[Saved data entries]
begin
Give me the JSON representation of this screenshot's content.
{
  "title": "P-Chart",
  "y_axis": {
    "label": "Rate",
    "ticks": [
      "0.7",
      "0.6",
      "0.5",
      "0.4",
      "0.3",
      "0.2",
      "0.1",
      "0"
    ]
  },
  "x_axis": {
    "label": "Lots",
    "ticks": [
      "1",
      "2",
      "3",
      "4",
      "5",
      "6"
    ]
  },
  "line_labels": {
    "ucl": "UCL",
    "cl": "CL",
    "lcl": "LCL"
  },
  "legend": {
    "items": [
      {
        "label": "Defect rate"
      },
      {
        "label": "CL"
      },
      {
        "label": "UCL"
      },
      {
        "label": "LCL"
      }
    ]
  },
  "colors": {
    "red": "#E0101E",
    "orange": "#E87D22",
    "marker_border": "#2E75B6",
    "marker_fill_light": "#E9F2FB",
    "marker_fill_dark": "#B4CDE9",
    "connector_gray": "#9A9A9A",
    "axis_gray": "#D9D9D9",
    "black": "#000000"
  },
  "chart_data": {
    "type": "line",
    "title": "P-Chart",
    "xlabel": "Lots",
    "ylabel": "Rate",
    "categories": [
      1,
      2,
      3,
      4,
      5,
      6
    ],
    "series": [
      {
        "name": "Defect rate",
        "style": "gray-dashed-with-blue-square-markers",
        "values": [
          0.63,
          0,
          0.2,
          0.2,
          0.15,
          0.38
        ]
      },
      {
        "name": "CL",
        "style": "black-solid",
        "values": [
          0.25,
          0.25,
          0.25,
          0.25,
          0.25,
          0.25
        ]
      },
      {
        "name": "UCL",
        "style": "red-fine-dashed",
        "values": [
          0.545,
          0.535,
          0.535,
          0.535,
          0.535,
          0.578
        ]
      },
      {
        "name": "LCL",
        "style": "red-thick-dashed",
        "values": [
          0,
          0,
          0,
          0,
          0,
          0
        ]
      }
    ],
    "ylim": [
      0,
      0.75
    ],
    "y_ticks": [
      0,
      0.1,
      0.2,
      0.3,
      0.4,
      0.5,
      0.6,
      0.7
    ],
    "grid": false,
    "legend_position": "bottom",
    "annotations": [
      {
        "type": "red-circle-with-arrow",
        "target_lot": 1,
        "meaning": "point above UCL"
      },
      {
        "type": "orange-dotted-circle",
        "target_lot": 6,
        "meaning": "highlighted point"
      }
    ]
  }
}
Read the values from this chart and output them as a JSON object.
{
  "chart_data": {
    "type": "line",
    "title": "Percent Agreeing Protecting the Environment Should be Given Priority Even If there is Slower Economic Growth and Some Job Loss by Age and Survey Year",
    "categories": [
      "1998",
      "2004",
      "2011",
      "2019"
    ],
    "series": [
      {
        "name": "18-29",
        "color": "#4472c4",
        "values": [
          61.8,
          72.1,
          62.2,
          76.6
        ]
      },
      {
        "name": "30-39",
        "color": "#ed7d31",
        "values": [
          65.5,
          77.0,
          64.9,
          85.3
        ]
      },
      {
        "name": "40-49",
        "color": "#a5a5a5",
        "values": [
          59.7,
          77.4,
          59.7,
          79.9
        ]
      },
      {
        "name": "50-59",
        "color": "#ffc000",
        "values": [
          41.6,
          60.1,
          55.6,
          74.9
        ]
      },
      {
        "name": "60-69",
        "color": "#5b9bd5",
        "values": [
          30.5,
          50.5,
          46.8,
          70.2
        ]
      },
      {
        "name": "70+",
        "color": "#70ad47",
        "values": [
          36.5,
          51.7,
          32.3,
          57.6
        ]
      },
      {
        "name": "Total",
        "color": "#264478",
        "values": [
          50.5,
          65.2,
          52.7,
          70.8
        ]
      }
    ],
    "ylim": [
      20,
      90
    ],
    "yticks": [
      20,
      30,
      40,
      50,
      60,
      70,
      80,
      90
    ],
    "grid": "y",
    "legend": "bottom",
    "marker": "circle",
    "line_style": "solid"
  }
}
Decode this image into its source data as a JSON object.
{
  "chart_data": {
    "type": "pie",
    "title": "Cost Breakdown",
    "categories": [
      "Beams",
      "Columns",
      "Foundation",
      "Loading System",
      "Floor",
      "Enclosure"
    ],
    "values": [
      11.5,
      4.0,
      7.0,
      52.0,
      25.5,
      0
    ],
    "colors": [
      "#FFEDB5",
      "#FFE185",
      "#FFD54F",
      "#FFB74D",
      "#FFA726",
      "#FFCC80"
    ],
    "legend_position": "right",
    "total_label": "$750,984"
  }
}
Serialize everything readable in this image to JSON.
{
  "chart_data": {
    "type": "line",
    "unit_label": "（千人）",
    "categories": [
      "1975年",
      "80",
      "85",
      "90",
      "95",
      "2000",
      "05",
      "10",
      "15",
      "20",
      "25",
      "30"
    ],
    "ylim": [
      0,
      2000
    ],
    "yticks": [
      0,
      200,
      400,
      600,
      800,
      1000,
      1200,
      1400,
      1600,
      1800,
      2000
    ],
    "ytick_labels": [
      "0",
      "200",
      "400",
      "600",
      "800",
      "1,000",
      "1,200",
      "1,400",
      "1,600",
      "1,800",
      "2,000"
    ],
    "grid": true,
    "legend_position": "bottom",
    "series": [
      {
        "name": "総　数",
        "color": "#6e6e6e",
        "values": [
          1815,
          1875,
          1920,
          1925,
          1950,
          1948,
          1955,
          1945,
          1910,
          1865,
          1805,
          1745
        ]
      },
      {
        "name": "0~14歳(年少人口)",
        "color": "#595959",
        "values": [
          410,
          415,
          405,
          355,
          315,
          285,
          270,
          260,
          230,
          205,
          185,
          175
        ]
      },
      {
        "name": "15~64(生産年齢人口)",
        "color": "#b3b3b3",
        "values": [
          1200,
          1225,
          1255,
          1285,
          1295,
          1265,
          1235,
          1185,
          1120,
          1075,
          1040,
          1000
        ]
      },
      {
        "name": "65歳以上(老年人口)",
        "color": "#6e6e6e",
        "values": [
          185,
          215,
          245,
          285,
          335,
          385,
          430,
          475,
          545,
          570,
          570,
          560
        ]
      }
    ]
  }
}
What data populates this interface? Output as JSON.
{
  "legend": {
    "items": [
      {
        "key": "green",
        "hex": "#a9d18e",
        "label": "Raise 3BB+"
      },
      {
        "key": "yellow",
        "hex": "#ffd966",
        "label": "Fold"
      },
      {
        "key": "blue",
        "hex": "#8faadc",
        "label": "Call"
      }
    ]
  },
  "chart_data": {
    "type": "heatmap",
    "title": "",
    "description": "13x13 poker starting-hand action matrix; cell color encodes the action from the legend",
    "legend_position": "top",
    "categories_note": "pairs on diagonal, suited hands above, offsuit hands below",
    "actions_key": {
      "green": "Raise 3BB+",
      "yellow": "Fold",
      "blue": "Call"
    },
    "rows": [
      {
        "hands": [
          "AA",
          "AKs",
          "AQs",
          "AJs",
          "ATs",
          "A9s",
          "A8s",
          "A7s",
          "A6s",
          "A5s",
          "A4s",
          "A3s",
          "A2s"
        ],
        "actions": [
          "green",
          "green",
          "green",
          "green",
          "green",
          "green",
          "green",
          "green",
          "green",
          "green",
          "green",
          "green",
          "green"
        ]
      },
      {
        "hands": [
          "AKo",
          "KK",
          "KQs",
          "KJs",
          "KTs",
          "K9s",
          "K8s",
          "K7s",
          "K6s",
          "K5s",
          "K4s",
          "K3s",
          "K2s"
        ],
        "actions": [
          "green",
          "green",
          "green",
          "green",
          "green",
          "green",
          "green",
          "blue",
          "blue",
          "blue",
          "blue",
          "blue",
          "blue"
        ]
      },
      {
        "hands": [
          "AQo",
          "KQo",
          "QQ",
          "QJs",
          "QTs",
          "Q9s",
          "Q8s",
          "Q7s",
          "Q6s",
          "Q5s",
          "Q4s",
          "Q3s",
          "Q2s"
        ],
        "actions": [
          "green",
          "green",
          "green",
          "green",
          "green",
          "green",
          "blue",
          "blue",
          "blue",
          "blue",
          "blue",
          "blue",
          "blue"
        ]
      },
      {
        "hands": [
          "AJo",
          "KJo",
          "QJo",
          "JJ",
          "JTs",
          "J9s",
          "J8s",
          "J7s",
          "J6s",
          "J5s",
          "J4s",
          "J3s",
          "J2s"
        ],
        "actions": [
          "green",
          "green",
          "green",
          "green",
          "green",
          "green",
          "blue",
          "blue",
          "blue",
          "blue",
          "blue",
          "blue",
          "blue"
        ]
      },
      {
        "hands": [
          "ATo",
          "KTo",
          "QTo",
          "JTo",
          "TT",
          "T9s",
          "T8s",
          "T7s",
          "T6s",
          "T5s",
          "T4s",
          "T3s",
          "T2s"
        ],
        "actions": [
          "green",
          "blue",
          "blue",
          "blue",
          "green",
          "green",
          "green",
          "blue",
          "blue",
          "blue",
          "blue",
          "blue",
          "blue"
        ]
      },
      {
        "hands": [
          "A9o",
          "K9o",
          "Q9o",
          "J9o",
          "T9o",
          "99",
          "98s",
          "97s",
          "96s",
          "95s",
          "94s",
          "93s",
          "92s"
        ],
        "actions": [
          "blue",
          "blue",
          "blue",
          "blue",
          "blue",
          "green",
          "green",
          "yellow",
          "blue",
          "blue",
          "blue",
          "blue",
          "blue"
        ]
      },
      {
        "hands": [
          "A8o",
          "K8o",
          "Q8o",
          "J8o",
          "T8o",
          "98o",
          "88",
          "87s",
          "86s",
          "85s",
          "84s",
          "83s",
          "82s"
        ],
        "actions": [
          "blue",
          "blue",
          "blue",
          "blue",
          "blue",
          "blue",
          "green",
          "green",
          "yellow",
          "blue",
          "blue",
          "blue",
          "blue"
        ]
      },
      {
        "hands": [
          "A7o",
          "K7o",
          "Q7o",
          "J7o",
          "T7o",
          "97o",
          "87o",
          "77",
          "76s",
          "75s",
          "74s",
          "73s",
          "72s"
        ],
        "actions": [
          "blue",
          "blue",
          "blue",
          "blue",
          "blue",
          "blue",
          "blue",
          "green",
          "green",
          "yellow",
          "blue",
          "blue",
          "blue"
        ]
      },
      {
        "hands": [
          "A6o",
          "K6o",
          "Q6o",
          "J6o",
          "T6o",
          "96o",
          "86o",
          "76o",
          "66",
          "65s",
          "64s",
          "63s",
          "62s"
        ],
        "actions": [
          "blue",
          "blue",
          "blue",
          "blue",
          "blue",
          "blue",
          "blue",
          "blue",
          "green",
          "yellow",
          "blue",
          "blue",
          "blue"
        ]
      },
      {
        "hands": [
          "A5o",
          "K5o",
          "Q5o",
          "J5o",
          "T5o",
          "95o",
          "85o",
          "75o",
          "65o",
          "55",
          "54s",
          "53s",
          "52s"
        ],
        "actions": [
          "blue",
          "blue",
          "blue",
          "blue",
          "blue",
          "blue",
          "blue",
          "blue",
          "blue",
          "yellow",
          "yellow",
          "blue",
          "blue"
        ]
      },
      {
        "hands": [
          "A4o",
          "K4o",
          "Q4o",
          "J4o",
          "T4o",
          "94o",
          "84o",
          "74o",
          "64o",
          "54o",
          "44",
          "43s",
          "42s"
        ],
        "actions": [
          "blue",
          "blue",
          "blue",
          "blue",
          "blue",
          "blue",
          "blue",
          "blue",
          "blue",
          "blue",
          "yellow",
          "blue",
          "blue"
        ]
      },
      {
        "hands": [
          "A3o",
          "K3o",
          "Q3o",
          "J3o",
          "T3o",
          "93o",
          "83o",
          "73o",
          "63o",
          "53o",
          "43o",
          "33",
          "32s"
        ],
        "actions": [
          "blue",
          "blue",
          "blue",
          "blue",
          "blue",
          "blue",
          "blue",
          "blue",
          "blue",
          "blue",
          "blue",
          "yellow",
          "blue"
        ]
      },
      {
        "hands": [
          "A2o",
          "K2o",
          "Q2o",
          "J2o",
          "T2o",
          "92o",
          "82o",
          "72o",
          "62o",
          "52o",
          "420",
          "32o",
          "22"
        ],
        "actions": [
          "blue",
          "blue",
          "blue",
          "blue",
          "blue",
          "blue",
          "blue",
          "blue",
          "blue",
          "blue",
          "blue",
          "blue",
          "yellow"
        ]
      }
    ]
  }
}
end
Collect from the data above every line that includes "image".

Decode this image into its source data as a JSON object.
Serialize everything readable in this image to JSON.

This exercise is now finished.